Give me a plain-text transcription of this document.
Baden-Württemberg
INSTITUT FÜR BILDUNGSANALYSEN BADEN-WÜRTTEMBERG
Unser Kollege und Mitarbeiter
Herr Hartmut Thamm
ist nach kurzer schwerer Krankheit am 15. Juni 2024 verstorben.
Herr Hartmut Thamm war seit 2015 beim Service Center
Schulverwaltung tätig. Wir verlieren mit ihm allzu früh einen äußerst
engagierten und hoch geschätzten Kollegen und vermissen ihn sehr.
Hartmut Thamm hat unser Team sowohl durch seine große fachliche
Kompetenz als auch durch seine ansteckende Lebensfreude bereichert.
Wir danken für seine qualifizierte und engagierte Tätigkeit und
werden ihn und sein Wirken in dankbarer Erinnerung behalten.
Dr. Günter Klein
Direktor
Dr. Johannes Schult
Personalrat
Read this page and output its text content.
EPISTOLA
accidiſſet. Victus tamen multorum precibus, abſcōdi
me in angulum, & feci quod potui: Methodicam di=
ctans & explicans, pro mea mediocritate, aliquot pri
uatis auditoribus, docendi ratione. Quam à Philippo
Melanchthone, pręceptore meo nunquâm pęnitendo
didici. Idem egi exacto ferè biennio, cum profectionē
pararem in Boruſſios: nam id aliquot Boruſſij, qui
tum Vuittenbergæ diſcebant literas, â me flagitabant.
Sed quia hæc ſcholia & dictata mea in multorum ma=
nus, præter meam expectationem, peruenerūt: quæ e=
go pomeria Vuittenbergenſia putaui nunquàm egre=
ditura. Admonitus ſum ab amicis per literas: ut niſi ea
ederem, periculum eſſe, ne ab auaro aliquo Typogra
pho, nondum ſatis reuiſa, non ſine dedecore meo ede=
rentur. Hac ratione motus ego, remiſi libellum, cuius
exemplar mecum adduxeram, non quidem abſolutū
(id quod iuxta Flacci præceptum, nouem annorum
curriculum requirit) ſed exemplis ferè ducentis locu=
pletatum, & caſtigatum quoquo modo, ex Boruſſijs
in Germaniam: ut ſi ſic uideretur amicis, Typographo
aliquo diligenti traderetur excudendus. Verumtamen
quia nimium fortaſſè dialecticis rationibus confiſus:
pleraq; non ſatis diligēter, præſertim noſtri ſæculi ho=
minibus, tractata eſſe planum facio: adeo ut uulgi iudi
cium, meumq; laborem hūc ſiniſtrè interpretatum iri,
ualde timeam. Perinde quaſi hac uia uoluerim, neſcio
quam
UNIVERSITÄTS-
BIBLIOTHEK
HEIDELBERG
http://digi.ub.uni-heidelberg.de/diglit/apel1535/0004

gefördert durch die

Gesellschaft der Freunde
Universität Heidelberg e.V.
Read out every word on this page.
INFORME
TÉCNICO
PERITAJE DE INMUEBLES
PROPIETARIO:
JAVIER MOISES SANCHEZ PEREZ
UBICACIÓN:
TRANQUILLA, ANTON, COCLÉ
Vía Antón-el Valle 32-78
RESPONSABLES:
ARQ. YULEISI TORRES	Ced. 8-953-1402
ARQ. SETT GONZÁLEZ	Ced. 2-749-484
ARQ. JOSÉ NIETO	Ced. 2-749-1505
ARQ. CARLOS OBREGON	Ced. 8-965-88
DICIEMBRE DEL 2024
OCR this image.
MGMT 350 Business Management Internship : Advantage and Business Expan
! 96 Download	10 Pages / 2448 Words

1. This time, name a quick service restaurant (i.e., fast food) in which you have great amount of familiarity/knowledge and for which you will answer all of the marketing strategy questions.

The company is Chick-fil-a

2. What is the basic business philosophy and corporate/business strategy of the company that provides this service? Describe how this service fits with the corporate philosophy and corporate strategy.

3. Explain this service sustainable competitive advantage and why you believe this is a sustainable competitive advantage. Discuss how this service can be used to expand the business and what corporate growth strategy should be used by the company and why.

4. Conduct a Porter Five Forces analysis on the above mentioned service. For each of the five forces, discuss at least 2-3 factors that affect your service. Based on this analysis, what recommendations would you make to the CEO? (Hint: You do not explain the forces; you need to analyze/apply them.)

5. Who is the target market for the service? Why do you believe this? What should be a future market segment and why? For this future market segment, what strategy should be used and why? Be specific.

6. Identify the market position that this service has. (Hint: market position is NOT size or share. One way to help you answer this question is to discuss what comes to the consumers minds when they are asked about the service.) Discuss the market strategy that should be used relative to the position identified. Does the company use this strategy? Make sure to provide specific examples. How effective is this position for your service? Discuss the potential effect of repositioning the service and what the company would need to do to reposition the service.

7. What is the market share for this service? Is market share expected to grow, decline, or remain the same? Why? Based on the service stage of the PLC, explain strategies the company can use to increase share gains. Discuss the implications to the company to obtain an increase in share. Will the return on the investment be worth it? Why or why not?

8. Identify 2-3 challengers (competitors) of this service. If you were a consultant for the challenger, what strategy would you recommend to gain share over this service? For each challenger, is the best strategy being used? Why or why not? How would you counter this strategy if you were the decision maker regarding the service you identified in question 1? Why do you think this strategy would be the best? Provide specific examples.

EXERCISE —
Print every line of the records exactly. Omit nothing.

PROBLEM SOLUTION —
Give me a plain-text transcription of this document.
Baden-Württemberg
INSTITUT FÜR BILDUNGSANALYSEN BADEN-WÜRTTEMBERG
Unser Kollege und Mitarbeiter
Herr Hartmut Thamm
ist nach kurzer schwerer Krankheit am 15. Juni 2024 verstorben.
Herr Hartmut Thamm war seit 2015 beim Service Center
Schulverwaltung tätig. Wir verlieren mit ihm allzu früh einen äußerst
engagierten und hoch geschätzten Kollegen und vermissen ihn sehr.
Hartmut Thamm hat unser Team sowohl durch seine große fachliche
Kompetenz als auch durch seine ansteckende Lebensfreude bereichert.
Wir danken für seine qualifizierte und engagierte Tätigkeit und
werden ihn und sein Wirken in dankbarer Erinnerung behalten.
Dr. Günter Klein
Direktor
Dr. Johannes Schult
Personalrat
Read this page and output its text content.
EPISTOLA
accidiſſet. Victus tamen multorum precibus, abſcōdi
me in angulum, & feci quod potui: Methodicam di=
ctans & explicans, pro mea mediocritate, aliquot pri
uatis auditoribus, docendi ratione. Quam à Philippo
Melanchthone, pręceptore meo nunquâm pęnitendo
didici. Idem egi exacto ferè biennio, cum profectionē
pararem in Boruſſios: nam id aliquot Boruſſij, qui
tum Vuittenbergæ diſcebant literas, â me flagitabant.
Sed quia hæc ſcholia & dictata mea in multorum ma=
nus, præter meam expectationem, peruenerūt: quæ e=
go pomeria Vuittenbergenſia putaui nunquàm egre=
ditura. Admonitus ſum ab amicis per literas: ut niſi ea
ederem, periculum eſſe, ne ab auaro aliquo Typogra
pho, nondum ſatis reuiſa, non ſine dedecore meo ede=
rentur. Hac ratione motus ego, remiſi libellum, cuius
exemplar mecum adduxeram, non quidem abſolutū
(id quod iuxta Flacci præceptum, nouem annorum
curriculum requirit) ſed exemplis ferè ducentis locu=
pletatum, & caſtigatum quoquo modo, ex Boruſſijs
in Germaniam: ut ſi ſic uideretur amicis, Typographo
aliquo diligenti traderetur excudendus. Verumtamen
quia nimium fortaſſè dialecticis rationibus confiſus:
pleraq; non ſatis diligēter, præſertim noſtri ſæculi ho=
minibus, tractata eſſe planum facio: adeo ut uulgi iudi
cium, meumq; laborem hūc ſiniſtrè interpretatum iri,
ualde timeam. Perinde quaſi hac uia uoluerim, neſcio
quam
UNIVERSITÄTS-
BIBLIOTHEK
HEIDELBERG
http://digi.ub.uni-heidelberg.de/diglit/apel1535/0004

gefördert durch die

Gesellschaft der Freunde
Universität Heidelberg e.V.
Read out every word on this page.
INFORME
TÉCNICO
PERITAJE DE INMUEBLES
PROPIETARIO:
JAVIER MOISES SANCHEZ PEREZ
UBICACIÓN:
TRANQUILLA, ANTON, COCLÉ
Vía Antón-el Valle 32-78
RESPONSABLES:
ARQ. YULEISI TORRES	Ced. 8-953-1402
ARQ. SETT GONZÁLEZ	Ced. 2-749-484
ARQ. JOSÉ NIETO	Ced. 2-749-1505
ARQ. CARLOS OBREGON	Ced. 8-965-88
DICIEMBRE DEL 2024
OCR this image.
MGMT 350 Business Management Internship : Advantage and Business Expan
! 96 Download	10 Pages / 2448 Words

1. This time, name a quick service restaurant (i.e., fast food) in which you have great amount of familiarity/knowledge and for which you will answer all of the marketing strategy questions.

The company is Chick-fil-a

2. What is the basic business philosophy and corporate/business strategy of the company that provides this service? Describe how this service fits with the corporate philosophy and corporate strategy.

3. Explain this service sustainable competitive advantage and why you believe this is a sustainable competitive advantage. Discuss how this service can be used to expand the business and what corporate growth strategy should be used by the company and why.

4. Conduct a Porter Five Forces analysis on the above mentioned service. For each of the five forces, discuss at least 2-3 factors that affect your service. Based on this analysis, what recommendations would you make to the CEO? (Hint: You do not explain the forces; you need to analyze/apply them.)

5. Who is the target market for the service? Why do you believe this? What should be a future market segment and why? For this future market segment, what strategy should be used and why? Be specific.

6. Identify the market position that this service has. (Hint: market position is NOT size or share. One way to help you answer this question is to discuss what comes to the consumers minds when they are asked about the service.) Discuss the market strategy that should be used relative to the position identified. Does the company use this strategy? Make sure to provide specific examples. How effective is this position for your service? Discuss the potential effect of repositioning the service and what the company would need to do to reposition the service.

7. What is the market share for this service? Is market share expected to grow, decline, or remain the same? Why? Based on the service stage of the PLC, explain strategies the company can use to increase share gains. Discuss the implications to the company to obtain an increase in share. Will the return on the investment be worth it? Why or why not?

8. Identify 2-3 challengers (competitors) of this service. If you were a consultant for the challenger, what strategy would you recommend to gain share over this service? For each challenger, is the best strategy being used? Why or why not? How would you counter this strategy if you were the decision maker regarding the service you identified in question 1? Why do you think this strategy would be the best? Provide specific examples.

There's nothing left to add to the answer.